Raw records
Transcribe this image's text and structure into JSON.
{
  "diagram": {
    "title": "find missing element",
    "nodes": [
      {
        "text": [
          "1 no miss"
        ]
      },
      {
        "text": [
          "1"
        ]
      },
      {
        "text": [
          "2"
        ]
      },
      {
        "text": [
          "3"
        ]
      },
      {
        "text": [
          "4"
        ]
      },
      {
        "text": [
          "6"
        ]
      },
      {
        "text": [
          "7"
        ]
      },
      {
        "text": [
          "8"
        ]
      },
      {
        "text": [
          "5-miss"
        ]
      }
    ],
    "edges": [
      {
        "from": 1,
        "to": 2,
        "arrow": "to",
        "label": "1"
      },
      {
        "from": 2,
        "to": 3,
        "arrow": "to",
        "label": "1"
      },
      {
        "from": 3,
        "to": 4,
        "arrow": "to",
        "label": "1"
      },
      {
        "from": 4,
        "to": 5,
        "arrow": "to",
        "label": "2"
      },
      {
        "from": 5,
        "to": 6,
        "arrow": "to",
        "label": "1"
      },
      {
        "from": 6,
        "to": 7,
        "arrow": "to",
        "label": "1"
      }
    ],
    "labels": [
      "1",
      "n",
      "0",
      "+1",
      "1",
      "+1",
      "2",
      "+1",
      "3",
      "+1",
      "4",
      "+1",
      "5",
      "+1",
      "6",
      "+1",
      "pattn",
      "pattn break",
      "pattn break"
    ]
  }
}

Aim of the task:
From the records above, extract every entry verbatim.

Completed task:
Transcribe this image's text and structure into JSON.
{
  "diagram": {
    "title": "find missing element",
    "nodes": [
      {
        "text": [
          "1 no miss"
        ]
      },
      {
        "text": [
          "1"
        ]
      },
      {
        "text": [
          "2"
        ]
      },
      {
        "text": [
          "3"
        ]
      },
      {
        "text": [
          "4"
        ]
      },
      {
        "text": [
          "6"
        ]
      },
      {
        "text": [
          "7"
        ]
      },
      {
        "text": [
          "8"
        ]
      },
      {
        "text": [
          "5-miss"
        ]
      }
    ],
    "edges": [
      {
        "from": 1,
        "to": 2,
        "arrow": "to",
        "label": "1"
      },
      {
        "from": 2,
        "to": 3,
        "arrow": "to",
        "label": "1"
      },
      {
        "from": 3,
        "to": 4,
        "arrow": "to",
        "label": "1"
      },
      {
        "from": 4,
        "to": 5,
        "arrow": "to",
        "label": "2"
      },
      {
        "from": 5,
        "to": 6,
        "arrow": "to",
        "label": "1"
      },
      {
        "from": 6,
        "to": 7,
        "arrow": "to",
        "label": "1"
      }
    ],
    "labels": [
      "1",
      "n",
      "0",
      "+1",
      "1",
      "+1",
      "2",
      "+1",
      "3",
      "+1",
      "4",
      "+1",
      "5",
      "+1",
      "6",
      "+1",
      "pattn",
      "pattn break",
      "pattn break"
    ]
  }
}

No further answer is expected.